= Task directions =
Report how many lines of the records below include the word "Социальное". Give nothing but the number.

[Start of Dataset excerpts]

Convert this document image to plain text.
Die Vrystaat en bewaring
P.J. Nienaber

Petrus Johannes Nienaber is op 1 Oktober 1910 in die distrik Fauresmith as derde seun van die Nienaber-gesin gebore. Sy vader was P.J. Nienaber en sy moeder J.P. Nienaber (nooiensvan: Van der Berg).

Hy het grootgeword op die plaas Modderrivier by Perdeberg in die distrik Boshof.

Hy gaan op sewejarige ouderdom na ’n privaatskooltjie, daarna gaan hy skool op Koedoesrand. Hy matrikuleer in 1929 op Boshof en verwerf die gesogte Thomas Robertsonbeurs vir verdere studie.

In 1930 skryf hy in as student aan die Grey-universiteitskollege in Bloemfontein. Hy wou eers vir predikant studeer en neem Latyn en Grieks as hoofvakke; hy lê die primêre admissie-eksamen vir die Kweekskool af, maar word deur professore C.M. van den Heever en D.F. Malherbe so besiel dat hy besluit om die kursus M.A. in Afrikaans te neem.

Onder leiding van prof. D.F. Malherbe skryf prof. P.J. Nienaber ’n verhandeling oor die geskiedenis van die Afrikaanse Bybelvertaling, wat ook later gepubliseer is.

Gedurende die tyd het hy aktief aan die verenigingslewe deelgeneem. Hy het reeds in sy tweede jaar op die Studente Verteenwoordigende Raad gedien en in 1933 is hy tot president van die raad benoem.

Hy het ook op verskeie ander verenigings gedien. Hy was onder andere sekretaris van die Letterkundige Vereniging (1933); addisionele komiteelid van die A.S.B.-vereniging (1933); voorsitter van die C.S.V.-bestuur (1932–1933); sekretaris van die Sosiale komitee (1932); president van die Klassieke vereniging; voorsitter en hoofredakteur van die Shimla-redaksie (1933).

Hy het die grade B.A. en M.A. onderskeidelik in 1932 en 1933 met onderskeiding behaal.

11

[End of Dataset excerpts]
[Start of Dataset excerpts]

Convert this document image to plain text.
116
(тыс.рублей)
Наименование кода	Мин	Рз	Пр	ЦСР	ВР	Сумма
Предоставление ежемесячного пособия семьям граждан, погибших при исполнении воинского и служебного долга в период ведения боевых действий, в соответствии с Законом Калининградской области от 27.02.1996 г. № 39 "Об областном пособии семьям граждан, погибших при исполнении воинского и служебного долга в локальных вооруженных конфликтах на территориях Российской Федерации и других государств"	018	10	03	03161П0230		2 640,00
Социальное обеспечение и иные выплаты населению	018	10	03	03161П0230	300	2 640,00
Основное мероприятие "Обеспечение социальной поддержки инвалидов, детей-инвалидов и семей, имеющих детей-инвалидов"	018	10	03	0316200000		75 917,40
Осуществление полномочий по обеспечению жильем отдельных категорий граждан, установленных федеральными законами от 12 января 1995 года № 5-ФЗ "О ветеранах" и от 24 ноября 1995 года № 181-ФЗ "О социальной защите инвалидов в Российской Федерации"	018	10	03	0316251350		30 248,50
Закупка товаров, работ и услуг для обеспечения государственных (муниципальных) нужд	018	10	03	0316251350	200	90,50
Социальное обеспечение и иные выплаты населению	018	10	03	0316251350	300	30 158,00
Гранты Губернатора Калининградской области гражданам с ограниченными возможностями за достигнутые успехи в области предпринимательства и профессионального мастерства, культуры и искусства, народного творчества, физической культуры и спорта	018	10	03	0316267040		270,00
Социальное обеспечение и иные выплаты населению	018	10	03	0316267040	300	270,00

[End of Dataset excerpts]

= Result =
3